[Dataset records]
····················

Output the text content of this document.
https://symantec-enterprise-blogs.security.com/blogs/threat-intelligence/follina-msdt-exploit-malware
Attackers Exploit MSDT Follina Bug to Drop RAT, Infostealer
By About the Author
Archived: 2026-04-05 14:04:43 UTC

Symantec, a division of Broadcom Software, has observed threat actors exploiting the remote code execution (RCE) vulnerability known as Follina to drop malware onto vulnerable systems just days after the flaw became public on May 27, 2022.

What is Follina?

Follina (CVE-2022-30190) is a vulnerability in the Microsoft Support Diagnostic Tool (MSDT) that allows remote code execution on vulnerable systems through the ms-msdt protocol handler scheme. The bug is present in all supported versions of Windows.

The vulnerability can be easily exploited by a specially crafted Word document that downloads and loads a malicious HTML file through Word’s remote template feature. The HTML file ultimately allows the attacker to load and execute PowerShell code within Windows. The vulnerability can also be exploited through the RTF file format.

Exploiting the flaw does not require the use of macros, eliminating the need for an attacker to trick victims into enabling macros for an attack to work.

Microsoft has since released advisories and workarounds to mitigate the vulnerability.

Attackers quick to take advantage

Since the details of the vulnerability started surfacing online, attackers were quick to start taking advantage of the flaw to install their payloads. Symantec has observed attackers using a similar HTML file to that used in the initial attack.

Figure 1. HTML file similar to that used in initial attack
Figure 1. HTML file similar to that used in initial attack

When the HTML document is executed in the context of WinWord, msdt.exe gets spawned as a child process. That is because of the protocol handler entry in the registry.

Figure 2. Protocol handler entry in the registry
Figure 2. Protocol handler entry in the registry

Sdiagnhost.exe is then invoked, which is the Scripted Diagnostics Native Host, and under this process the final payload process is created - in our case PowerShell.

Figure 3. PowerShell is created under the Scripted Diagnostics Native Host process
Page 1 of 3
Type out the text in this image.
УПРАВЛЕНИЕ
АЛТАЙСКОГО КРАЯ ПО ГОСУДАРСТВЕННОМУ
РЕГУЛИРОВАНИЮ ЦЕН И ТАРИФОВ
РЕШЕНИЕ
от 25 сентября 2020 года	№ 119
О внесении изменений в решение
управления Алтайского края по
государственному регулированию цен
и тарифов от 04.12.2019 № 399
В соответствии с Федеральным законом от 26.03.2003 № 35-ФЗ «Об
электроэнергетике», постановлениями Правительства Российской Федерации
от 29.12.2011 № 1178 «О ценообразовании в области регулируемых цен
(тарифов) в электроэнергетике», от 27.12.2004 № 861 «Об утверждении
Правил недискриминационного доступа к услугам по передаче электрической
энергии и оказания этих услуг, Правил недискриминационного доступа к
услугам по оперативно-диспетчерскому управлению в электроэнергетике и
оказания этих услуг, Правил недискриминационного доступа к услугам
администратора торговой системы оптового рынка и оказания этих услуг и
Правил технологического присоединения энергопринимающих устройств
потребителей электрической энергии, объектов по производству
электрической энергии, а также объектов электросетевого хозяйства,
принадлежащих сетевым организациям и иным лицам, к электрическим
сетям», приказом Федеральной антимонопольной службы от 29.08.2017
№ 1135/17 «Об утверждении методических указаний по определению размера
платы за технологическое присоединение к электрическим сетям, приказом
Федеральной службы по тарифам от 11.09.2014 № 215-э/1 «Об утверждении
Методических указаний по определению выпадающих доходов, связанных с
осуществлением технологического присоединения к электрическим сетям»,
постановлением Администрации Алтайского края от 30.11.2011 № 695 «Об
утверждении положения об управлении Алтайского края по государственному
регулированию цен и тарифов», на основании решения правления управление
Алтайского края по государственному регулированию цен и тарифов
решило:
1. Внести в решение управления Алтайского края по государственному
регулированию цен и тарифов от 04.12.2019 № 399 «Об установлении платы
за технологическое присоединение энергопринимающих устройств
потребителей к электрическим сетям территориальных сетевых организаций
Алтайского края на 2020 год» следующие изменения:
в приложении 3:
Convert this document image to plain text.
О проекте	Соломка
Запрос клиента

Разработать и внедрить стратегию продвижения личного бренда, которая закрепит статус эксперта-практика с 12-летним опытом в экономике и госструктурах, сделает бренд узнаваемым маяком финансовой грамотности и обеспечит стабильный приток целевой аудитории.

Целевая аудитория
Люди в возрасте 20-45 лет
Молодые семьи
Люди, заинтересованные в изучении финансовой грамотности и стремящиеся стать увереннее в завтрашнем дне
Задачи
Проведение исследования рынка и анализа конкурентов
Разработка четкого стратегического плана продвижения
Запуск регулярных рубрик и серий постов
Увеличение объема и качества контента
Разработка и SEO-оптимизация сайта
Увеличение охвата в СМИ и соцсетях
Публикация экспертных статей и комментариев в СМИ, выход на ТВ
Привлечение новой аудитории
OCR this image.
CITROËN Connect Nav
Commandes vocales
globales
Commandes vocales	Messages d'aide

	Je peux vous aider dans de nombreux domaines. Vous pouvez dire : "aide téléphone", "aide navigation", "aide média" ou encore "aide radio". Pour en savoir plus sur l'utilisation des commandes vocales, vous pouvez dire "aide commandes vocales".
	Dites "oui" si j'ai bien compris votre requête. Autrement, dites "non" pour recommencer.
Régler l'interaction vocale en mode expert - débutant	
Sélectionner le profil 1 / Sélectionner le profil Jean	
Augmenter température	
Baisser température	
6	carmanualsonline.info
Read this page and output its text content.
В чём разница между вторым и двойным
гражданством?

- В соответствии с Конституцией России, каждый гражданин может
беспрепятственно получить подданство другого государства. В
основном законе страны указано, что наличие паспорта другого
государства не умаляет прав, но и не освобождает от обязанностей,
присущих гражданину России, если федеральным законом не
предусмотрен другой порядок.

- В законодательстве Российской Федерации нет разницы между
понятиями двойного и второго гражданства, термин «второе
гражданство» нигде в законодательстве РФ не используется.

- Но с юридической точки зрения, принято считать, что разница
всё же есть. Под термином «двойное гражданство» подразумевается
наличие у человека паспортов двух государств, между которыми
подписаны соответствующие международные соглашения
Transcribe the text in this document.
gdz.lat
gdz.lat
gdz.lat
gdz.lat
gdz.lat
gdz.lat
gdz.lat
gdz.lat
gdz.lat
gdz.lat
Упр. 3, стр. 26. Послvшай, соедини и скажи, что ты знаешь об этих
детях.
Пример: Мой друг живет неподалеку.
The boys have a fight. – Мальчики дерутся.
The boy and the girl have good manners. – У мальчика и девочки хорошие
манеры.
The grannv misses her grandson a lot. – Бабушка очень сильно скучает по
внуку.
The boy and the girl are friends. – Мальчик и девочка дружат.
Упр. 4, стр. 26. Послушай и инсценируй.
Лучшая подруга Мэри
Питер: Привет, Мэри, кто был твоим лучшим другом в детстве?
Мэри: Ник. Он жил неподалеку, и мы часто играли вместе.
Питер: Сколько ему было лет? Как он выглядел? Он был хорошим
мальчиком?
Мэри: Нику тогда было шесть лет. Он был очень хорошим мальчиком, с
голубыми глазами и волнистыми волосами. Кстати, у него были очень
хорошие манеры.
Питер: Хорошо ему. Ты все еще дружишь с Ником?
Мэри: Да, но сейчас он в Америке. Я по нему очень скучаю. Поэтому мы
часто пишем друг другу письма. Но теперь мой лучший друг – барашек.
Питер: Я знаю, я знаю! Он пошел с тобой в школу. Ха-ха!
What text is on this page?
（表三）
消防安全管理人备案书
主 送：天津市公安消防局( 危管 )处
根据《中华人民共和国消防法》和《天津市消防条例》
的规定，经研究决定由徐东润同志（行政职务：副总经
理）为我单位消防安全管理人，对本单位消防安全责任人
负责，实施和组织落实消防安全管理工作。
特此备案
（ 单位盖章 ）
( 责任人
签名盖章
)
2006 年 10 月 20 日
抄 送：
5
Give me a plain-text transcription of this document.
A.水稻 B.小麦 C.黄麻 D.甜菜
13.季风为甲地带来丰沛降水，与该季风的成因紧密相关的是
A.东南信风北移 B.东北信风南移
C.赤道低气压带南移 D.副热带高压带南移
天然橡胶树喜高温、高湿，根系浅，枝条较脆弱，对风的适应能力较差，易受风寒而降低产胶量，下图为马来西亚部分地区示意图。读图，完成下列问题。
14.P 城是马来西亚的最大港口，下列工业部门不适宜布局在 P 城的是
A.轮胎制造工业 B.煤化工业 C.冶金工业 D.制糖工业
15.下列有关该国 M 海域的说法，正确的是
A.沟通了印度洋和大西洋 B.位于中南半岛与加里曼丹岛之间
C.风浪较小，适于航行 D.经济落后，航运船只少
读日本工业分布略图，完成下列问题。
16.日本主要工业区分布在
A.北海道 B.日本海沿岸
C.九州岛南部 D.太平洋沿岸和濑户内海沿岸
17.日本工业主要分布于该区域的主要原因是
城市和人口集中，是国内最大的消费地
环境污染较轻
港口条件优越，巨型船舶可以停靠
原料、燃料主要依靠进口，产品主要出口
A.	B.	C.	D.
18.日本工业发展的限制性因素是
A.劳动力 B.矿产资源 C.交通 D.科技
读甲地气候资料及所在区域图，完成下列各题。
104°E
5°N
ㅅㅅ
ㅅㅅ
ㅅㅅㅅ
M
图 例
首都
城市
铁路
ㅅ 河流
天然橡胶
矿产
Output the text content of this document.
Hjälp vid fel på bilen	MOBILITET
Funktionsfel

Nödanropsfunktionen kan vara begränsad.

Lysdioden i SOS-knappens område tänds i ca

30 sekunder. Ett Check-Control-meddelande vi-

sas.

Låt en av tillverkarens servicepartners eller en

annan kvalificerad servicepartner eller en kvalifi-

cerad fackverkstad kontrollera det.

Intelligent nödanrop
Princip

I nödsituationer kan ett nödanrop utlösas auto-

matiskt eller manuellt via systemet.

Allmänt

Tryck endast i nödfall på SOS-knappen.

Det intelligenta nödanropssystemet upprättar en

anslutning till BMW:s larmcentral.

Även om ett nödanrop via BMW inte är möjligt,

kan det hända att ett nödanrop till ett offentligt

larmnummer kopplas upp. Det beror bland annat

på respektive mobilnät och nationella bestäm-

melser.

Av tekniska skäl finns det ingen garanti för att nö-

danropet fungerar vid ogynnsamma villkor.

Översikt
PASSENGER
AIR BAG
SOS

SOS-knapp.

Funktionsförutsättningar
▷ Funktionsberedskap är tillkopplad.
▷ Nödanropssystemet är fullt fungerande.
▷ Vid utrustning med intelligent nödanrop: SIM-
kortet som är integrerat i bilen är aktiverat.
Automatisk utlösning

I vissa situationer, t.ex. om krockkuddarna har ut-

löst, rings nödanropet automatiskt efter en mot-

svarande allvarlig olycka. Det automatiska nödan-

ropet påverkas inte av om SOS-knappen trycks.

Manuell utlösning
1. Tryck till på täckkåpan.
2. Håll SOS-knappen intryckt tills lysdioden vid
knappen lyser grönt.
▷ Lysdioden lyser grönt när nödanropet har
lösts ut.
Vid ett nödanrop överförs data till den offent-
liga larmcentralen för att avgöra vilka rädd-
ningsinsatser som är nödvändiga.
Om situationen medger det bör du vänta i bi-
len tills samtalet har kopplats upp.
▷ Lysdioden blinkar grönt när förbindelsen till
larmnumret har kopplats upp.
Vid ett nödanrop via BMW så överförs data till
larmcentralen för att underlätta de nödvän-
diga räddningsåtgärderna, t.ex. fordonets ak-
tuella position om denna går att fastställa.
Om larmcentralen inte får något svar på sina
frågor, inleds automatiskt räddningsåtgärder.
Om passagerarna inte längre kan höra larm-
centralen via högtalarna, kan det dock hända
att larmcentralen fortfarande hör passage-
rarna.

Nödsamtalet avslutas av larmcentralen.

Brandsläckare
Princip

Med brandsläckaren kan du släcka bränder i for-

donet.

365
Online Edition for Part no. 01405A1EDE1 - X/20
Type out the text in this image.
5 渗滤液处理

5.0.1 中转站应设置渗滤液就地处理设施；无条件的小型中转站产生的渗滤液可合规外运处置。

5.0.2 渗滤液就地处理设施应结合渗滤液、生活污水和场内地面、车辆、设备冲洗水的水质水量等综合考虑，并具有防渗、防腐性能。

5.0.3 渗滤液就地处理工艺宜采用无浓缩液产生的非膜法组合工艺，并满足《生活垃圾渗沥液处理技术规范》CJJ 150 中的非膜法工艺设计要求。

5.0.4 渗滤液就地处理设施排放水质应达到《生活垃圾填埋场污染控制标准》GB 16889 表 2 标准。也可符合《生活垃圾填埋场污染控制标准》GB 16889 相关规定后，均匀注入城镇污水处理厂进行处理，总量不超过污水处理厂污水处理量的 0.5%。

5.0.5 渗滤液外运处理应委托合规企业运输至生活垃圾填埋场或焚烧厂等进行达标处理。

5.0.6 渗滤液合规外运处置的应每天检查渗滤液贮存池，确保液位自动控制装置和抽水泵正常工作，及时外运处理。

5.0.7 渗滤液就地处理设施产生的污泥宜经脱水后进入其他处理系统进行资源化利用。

····················

Find how many lines in the records contain the string "systems", then give the number alone.

2